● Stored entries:
________________________

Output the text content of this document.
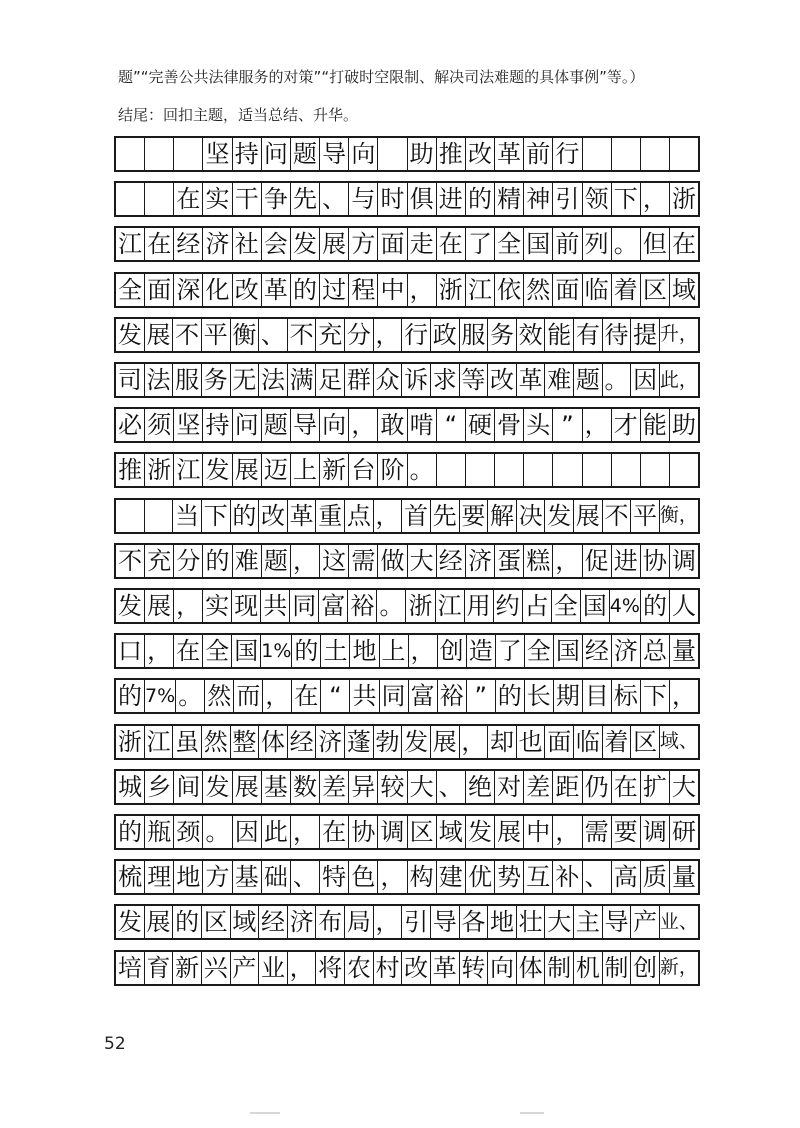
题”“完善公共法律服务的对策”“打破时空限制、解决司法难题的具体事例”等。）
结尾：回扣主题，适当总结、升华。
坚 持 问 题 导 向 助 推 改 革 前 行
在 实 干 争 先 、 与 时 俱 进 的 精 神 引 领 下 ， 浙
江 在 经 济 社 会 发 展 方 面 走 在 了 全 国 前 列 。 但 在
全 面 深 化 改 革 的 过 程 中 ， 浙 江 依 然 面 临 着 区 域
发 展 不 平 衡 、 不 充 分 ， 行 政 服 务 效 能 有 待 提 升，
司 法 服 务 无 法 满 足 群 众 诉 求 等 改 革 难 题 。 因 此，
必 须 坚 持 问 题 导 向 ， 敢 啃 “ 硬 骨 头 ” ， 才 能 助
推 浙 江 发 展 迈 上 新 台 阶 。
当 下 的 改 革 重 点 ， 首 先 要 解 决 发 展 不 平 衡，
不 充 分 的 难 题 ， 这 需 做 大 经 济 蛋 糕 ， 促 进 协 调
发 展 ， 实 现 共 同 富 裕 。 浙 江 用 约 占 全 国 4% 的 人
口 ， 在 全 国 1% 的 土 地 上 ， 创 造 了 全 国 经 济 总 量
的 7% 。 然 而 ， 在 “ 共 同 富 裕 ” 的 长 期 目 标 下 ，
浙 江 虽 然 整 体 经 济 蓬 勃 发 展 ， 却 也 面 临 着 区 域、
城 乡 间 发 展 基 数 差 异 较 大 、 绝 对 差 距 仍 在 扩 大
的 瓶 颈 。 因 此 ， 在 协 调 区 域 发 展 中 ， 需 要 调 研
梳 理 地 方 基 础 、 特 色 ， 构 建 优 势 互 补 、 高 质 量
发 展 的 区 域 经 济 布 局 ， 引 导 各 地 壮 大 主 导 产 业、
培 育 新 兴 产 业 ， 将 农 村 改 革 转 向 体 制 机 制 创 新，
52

________________________

● Requirement:
From the data above, write out everything exactly except the pictures.

● Exercise solution:
Output the text content of this document.
题”“完善公共法律服务的对策”“打破时空限制、解决司法难题的具体事例”等。）
结尾：回扣主题，适当总结、升华。
坚 持 问 题 导 向 助 推 改 革 前 行
在 实 干 争 先 、 与 时 俱 进 的 精 神 引 领 下 ， 浙
江 在 经 济 社 会 发 展 方 面 走 在 了 全 国 前 列 。 但 在
全 面 深 化 改 革 的 过 程 中 ， 浙 江 依 然 面 临 着 区 域
发 展 不 平 衡 、 不 充 分 ， 行 政 服 务 效 能 有 待 提 升，
司 法 服 务 无 法 满 足 群 众 诉 求 等 改 革 难 题 。 因 此，
必 须 坚 持 问 题 导 向 ， 敢 啃 “ 硬 骨 头 ” ， 才 能 助
推 浙 江 发 展 迈 上 新 台 阶 。
当 下 的 改 革 重 点 ， 首 先 要 解 决 发 展 不 平 衡，
不 充 分 的 难 题 ， 这 需 做 大 经 济 蛋 糕 ， 促 进 协 调
发 展 ， 实 现 共 同 富 裕 。 浙 江 用 约 占 全 国 4% 的 人
口 ， 在 全 国 1% 的 土 地 上 ， 创 造 了 全 国 经 济 总 量
的 7% 。 然 而 ， 在 “ 共 同 富 裕 ” 的 长 期 目 标 下 ，
浙 江 虽 然 整 体 经 济 蓬 勃 发 展 ， 却 也 面 临 着 区 域、
城 乡 间 发 展 基 数 差 异 较 大 、 绝 对 差 距 仍 在 扩 大
的 瓶 颈 。 因 此 ， 在 协 调 区 域 发 展 中 ， 需 要 调 研
梳 理 地 方 基 础 、 特 色 ， 构 建 优 势 互 补 、 高 质 量
发 展 的 区 域 经 济 布 局 ， 引 导 各 地 壮 大 主 导 产 业、
培 育 新 兴 产 业 ， 将 农 村 改 革 转 向 体 制 机 制 创 新，
52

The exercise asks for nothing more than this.